— TO BE DONE —
Set the listing down again in full, word for word, with the pictures left out.

— DATA RECORDS —
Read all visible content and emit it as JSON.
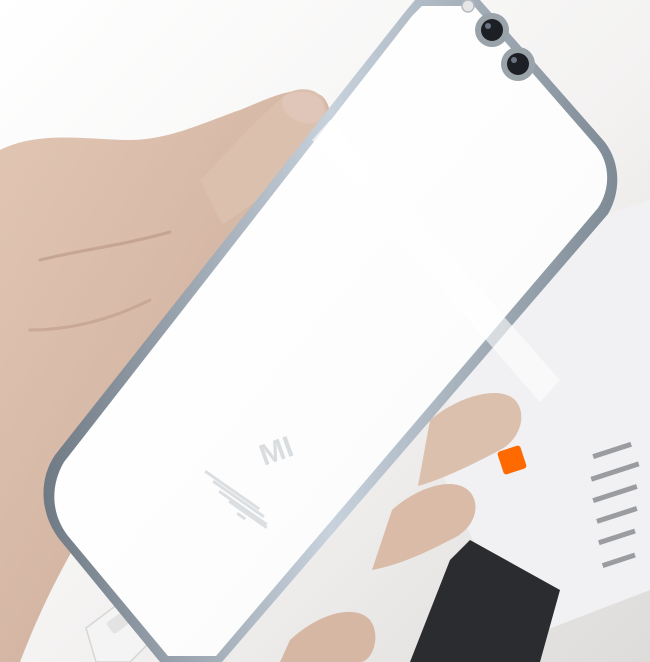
{
  "photo": {
    "subject": "phone-back-held-in-hand",
    "phone": {
      "body_color": "#fbfbfb",
      "frame_color": "#8f9aa2",
      "frame_highlight": "#c8d2dc",
      "camera_ring_color": "#9aa3aa",
      "camera_lens_color": "#1c1f24",
      "logo_text": "MI",
      "logo_color": "#d9dde0",
      "fine_print_color": "#dcdfe2"
    },
    "hand": {
      "skin_color": "#d7b9a6",
      "skin_shadow": "#b89483",
      "nail_color": "#e0c6b8"
    },
    "background": {
      "wall_color": "#e8e6e4",
      "display_card_color": "#f1f1f3",
      "brand_tag_color": "#ff6a00",
      "dark_phone_color": "#2b2c2f",
      "charger_color": "#f4f4f4"
    }
  }
}
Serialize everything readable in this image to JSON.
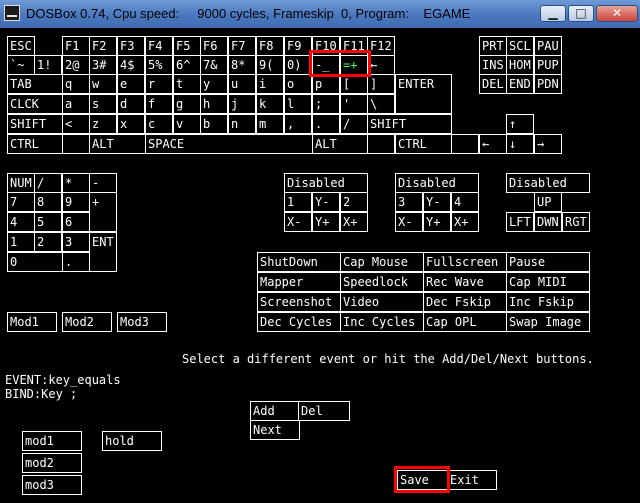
{
  "window": {
    "title": "DOSBox 0.74, Cpu speed:     9000 cycles, Frameskip  0, Program:    EGAME",
    "min_label": "▁",
    "max_label": "□",
    "close_label": "✕"
  },
  "keyboard": {
    "fn_row": [
      "ESC",
      "F1",
      "F2",
      "F3",
      "F4",
      "F5",
      "F6",
      "F7",
      "F8",
      "F9",
      "F10",
      "F11",
      "F12"
    ],
    "num_row": [
      "`~",
      "1!",
      "2@",
      "3#",
      "4$",
      "5%",
      "6^",
      "7&",
      "8*",
      "9(",
      "0)",
      "-_",
      "=+",
      "←"
    ],
    "q_row": [
      "TAB",
      "q",
      "w",
      "e",
      "r",
      "t",
      "y",
      "u",
      "i",
      "o",
      "p",
      "[",
      "]",
      "ENTER"
    ],
    "a_row": [
      "CLCK",
      "a",
      "s",
      "d",
      "f",
      "g",
      "h",
      "j",
      "k",
      "l",
      ";",
      "'",
      "\\"
    ],
    "z_row": [
      "SHIFT",
      "<",
      "z",
      "x",
      "c",
      "v",
      "b",
      "n",
      "m",
      ",",
      ".",
      "/",
      "SHIFT"
    ],
    "ctrl_row": [
      "CTRL",
      "",
      "ALT",
      "SPACE",
      "ALT",
      "",
      "CTRL",
      ""
    ],
    "nav_top": [
      "PRT",
      "SCL",
      "PAU"
    ],
    "nav_mid": [
      "INS",
      "HOM",
      "PUP"
    ],
    "nav_bot": [
      "DEL",
      "END",
      "PDN"
    ],
    "arrows": {
      "up": "↑",
      "left": "←",
      "down": "↓",
      "right": "→"
    }
  },
  "numpad": {
    "row1": [
      "NUM",
      "/",
      "*",
      "-"
    ],
    "row2": [
      "7",
      "8",
      "9",
      "+"
    ],
    "row3": [
      "4",
      "5",
      "6"
    ],
    "row4": [
      "1",
      "2",
      "3",
      "ENT"
    ],
    "row5": [
      "0",
      "."
    ]
  },
  "joysticks": {
    "status": [
      "Disabled",
      "Disabled",
      "Disabled"
    ],
    "axis1": [
      "1",
      "Y-",
      "2",
      "X-",
      "Y+",
      "X+"
    ],
    "axis2": [
      "3",
      "Y-",
      "4",
      "X-",
      "Y+",
      "X+"
    ],
    "hat": [
      "UP",
      "LFT",
      "DWN",
      "RGT"
    ]
  },
  "special": [
    [
      "ShutDown",
      "Cap Mouse",
      "Fullscreen",
      "Pause"
    ],
    [
      "Mapper",
      "Speedlock",
      "Rec Wave",
      "Cap MIDI"
    ],
    [
      "Screenshot",
      "Video",
      "Dec Fskip",
      "Inc Fskip"
    ],
    [
      "Dec Cycles",
      "Inc Cycles",
      "Cap OPL",
      "Swap Image"
    ]
  ],
  "mods": [
    "Mod1",
    "Mod2",
    "Mod3"
  ],
  "message": "Select a different event or hit the Add/Del/Next buttons.",
  "event_line": "EVENT:key_equals",
  "bind_line": "BIND:Key ;",
  "actions": {
    "add": "Add",
    "del": "Del",
    "next": "Next",
    "save": "Save",
    "exit": "Exit"
  },
  "bind_mods": {
    "mod1": "mod1",
    "mod2": "mod2",
    "mod3": "mod3",
    "hold": "hold"
  },
  "colors": {
    "highlight": "#55ff55",
    "annotation": "#ff0000"
  }
}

— RESPONSE TO THIS TASK —
Read all visible content and emit it as JSON.
{
  "photo": {
    "subject": "phone-back-held-in-hand",
    "phone": {
      "body_color": "#fbfbfb",
      "frame_color": "#8f9aa2",
      "frame_highlight": "#c8d2dc",
      "camera_ring_color": "#9aa3aa",
      "camera_lens_color": "#1c1f24",
      "logo_text": "MI",
      "logo_color": "#d9dde0",
      "fine_print_color": "#dcdfe2"
    },
    "hand": {
      "skin_color": "#d7b9a6",
      "skin_shadow": "#b89483",
      "nail_color": "#e0c6b8"
    },
    "background": {
      "wall_color": "#e8e6e4",
      "display_card_color": "#f1f1f3",
      "brand_tag_color": "#ff6a00",
      "dark_phone_color": "#2b2c2f",
      "charger_color": "#f4f4f4"
    }
  }
}
Serialize everything readable in this image to JSON.
{
  "window": {
    "title": "DOSBox 0.74, Cpu speed:     9000 cycles, Frameskip  0, Program:    EGAME",
    "min_label": "▁",
    "max_label": "□",
    "close_label": "✕"
  },
  "keyboard": {
    "fn_row": [
      "ESC",
      "F1",
      "F2",
      "F3",
      "F4",
      "F5",
      "F6",
      "F7",
      "F8",
      "F9",
      "F10",
      "F11",
      "F12"
    ],
    "num_row": [
      "`~",
      "1!",
      "2@",
      "3#",
      "4$",
      "5%",
      "6^",
      "7&",
      "8*",
      "9(",
      "0)",
      "-_",
      "=+",
      "←"
    ],
    "q_row": [
      "TAB",
      "q",
      "w",
      "e",
      "r",
      "t",
      "y",
      "u",
      "i",
      "o",
      "p",
      "[",
      "]",
      "ENTER"
    ],
    "a_row": [
      "CLCK",
      "a",
      "s",
      "d",
      "f",
      "g",
      "h",
      "j",
      "k",
      "l",
      ";",
      "'",
      "\\"
    ],
    "z_row": [
      "SHIFT",
      "<",
      "z",
      "x",
      "c",
      "v",
      "b",
      "n",
      "m",
      ",",
      ".",
      "/",
      "SHIFT"
    ],
    "ctrl_row": [
      "CTRL",
      "",
      "ALT",
      "SPACE",
      "ALT",
      "",
      "CTRL",
      ""
    ],
    "nav_top": [
      "PRT",
      "SCL",
      "PAU"
    ],
    "nav_mid": [
      "INS",
      "HOM",
      "PUP"
    ],
    "nav_bot": [
      "DEL",
      "END",
      "PDN"
    ],
    "arrows": {
      "up": "↑",
      "left": "←",
      "down": "↓",
      "right": "→"
    }
  },
  "numpad": {
    "row1": [
      "NUM",
      "/",
      "*",
      "-"
    ],
    "row2": [
      "7",
      "8",
      "9",
      "+"
    ],
    "row3": [
      "4",
      "5",
      "6"
    ],
    "row4": [
      "1",
      "2",
      "3",
      "ENT"
    ],
    "row5": [
      "0",
      "."
    ]
  },
  "joysticks": {
    "status": [
      "Disabled",
      "Disabled",
      "Disabled"
    ],
    "axis1": [
      "1",
      "Y-",
      "2",
      "X-",
      "Y+",
      "X+"
    ],
    "axis2": [
      "3",
      "Y-",
      "4",
      "X-",
      "Y+",
      "X+"
    ],
    "hat": [
      "UP",
      "LFT",
      "DWN",
      "RGT"
    ]
  },
  "special": [
    [
      "ShutDown",
      "Cap Mouse",
      "Fullscreen",
      "Pause"
    ],
    [
      "Mapper",
      "Speedlock",
      "Rec Wave",
      "Cap MIDI"
    ],
    [
      "Screenshot",
      "Video",
      "Dec Fskip",
      "Inc Fskip"
    ],
    [
      "Dec Cycles",
      "Inc Cycles",
      "Cap OPL",
      "Swap Image"
    ]
  ],
  "mods": [
    "Mod1",
    "Mod2",
    "Mod3"
  ],
  "message": "Select a different event or hit the Add/Del/Next buttons.",
  "event_line": "EVENT:key_equals",
  "bind_line": "BIND:Key ;",
  "actions": {
    "add": "Add",
    "del": "Del",
    "next": "Next",
    "save": "Save",
    "exit": "Exit"
  },
  "bind_mods": {
    "mod1": "mod1",
    "mod2": "mod2",
    "mod3": "mod3",
    "hold": "hold"
  },
  "colors": {
    "highlight": "#55ff55",
    "annotation": "#ff0000"
  }
}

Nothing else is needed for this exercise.